私は財政の専門家ではないので、財政的な可否について数字面での根拠を持っていないことは先にお断りしておきたい。まずは、狙いとメリットを示し、議論の場へ上げたいのである。

なぜベーシックインカムなのかという点について説明していく。
まず、ベーシックインカムは、現状制度として腐敗の温床となっている年金制度と生活保護制度を解体することが狙いとなる。

年金制度は、老後に2000万が必要かどうかということではなく、賦課方式が現役世代と年金世代の数のバランスという点で、既に無理がある制度であることは、誰の目にも明らかであろう。
そこを無理に、70歳まで働かせようとしたりして、継ぎ接ぎで持たせようとするのは、現役世代と年金世代の世代間格差を広げる効果しかないだろう。その上、数年ともたない延命策である。

生活保護制度は、既に問題になっているとおり、本来受給すべき人が受給できずに餓死しているケースがある一方、不正受給の問題が後を絶たない。
制度の根幹として、「審査」というものがある以上、マイナンバーの活用など一定の解決策はあるにせよ、このようなケースが完全になくなることはない。

ベーシックインカムは、この二つの制度に潜む不平等を完全に解消できる。
前提として全国民にマイナンバーが存在することとする。
そして、ベーシックインカムは1人○円を払うだけであるから、そこに審査は必要なく、世代の差もない。また、所得についても考慮する必要はなく、高所得者はあくまでも稼ぎに対して税金として収めて貰えば良い。
つまり、機械的にマイナンバーと紐づく本人の口座に振り込み続けるだけでよいのだ。

これは別の副次的なメリットを産む。
公務員が要らないのである。年金や生活保護に関わる全ての公務員は、全て不要であり、たった一つ振り込みをするシステムさえあればよいのだ。
最も、それが故にこの制度は実現が遠いのかもしれない。
これは単に政府のコストを減らすだけでなく、人手不足である企業にも朗報だ。もちろん、再教育などのコストは必要ではあるが、かなりのインパクトであろう。

その他、児童手当をはじめとする手当類もベーシックインカムに統合することも可能であろう。年齢などの客観的で偽装の難しいデータと紐付けるのであれば、同じように機械的にできるのである。

別のメリットとして、少子化の解消に効果がある可能性もある。1人あたりに払う金額との兼ね合いではあるが、子供が増えれば世帯に入るベーシックインカムの額が増えるため、子供を産むということへの抵抗感が薄れる可能性はある。


では、デメリットは何か。
巷で言われるのは財源の不足による持続可能性と労働意欲の減退かもしれない。
まず、前者については財政の検証を待ちたいか、他の社会保障も含めてのスリム化や高所得者・企業からの増税などメリットとの比較考量の上で議論されたい。

労働意欲の減退は一般的に言われているが、私はそうではないと考える。
まずベーシックインカムは最低限度である。生活が成り立つから労働を一切しないという選択をする人が実際どの程度いるか。それなりにいるかもしれないが、一切の贅沢もできない、趣味も楽しめないという環境下で耐えられる人はそう多くはないだろう。

### 課題一覧
[A] 抜粋文によると、ベーシックインカムに審査が必要ないのはなぜか。1～3文で説明しなさい。
[B] 抜粋文のうち、「公務員が要らないのである。年」を含む語句で始まり「うに機械的にできるのである。」で終わる部分を、「公務員」を「職員」に入れ替えて書き直しなさい。
[C] ベーシックインカムを論じた抜粋文を、最後の文の続きから書き進めなさい。
続くエントリは、抜粋文とは別の資料である。

### データ抜粋

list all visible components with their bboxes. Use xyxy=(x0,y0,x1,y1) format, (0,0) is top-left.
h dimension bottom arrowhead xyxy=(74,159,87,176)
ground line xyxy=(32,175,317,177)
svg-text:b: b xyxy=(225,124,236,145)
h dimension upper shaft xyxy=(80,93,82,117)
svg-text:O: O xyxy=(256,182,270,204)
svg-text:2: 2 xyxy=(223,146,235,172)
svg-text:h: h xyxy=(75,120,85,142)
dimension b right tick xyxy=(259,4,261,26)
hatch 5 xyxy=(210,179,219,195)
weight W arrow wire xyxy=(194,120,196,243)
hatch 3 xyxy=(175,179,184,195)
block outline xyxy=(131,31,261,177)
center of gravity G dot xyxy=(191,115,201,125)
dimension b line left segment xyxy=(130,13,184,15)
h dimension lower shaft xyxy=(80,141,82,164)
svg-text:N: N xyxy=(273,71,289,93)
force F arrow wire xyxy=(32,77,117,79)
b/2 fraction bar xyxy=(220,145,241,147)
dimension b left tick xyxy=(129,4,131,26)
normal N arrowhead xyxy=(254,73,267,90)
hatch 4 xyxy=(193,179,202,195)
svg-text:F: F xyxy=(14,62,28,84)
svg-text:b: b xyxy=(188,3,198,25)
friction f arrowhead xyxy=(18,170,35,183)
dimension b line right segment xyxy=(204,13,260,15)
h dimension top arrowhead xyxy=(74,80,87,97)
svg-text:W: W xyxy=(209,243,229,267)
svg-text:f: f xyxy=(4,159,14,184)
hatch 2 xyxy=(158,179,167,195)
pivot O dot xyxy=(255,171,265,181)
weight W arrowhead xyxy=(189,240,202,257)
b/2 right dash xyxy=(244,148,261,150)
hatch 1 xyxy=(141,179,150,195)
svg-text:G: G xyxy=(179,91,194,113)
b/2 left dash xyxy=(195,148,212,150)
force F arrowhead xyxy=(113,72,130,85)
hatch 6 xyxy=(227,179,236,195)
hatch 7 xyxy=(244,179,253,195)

### 課題別の解答
[A] ベーシックインカムは1人○円を払うだけの制度であり、世代の差も所得も考慮する必要がないからである。機械的にマイナンバーと紐づく本人の口座に振り込み続けるだけでよいとされている。

[B]
職員が要らないのである。年金や生活保護に関わる全ての職員は、全て不要であり、たった一つ振り込みをするシステムさえあればよいのだ。
最も、それが故にこの制度は実現が遠いのかもしれない。
これは単に政府のコストを減らすだけでなく、人手不足である企業にも朗報だ。もちろん、再教育などのコストは必要ではあるが、かなりのインパクトであろう。

その他、児童手当をはじめとする手当類もベーシックインカムに統合することも可能であろう。年齢などの客観的で偽装の難しいデータと紐付けるのであれば、同じように機械的にできるのである。

[C]
ということは、結局ベーシックインカムがあっても過半の人は働くし、それで人手不足になるのであれば、さらに賃金が上がり、物価が上がり…と市場の力で労働を選ぶ人が増えるのではないか。
むしろ、生活のために嫌な職にしがみつくとか、挑戦を諦めて安定した職につくという人が、新たなステージを目指しやすくなることから、却って労働意欲や生産性は向上することが期待できる。
特に起業や研究など、成功する人より失敗する人の方が多い分野に挑戦しないことによる社会の停滞を打破する可能性があるのは魅力である。


人口減少への対応


今の日本は、少子高齢化と叫びながら、対策を取るどこか、却って促進するような政策が続いている。
若年層から徴税し、高齢者にそれを分配している以上、それで少子高齢化が問題と言われても話にならないと言わざるを得ない。
既婚者が子供を作れない、作りにくい部分は、経済的な対応で済むだろう。

あとは、文化的な問題であり、1人で十二分に生活が成立する世の中になってきている以上、そもそも結婚する人が居なくなる。
それを政策でどうにかするというのは、根本的には無理だと考える。

しかし、政策で将来への希望を与えることや経済的に支援することにより、間接的にムードを変えていくことは可能であろう。
先ほどのベーシックインカムについてであれば、若者・子育て世代の20~40歳くらいの年齢や子供を育てている人数で少し金額を増やすのが考えられる。その金額自体は微々たるものかもしれないが、社会として子育てを応援するという強いメッセージを出すことが重要ではないか。

それで多少出生率を上げたとしても、当面はやはり人口減、特に生産年齢の減少は、どうしようもない。
そのためには、社会の労働力をもっと大切にし、省力化・生産性向上の投資にもっと力を入れるしかない。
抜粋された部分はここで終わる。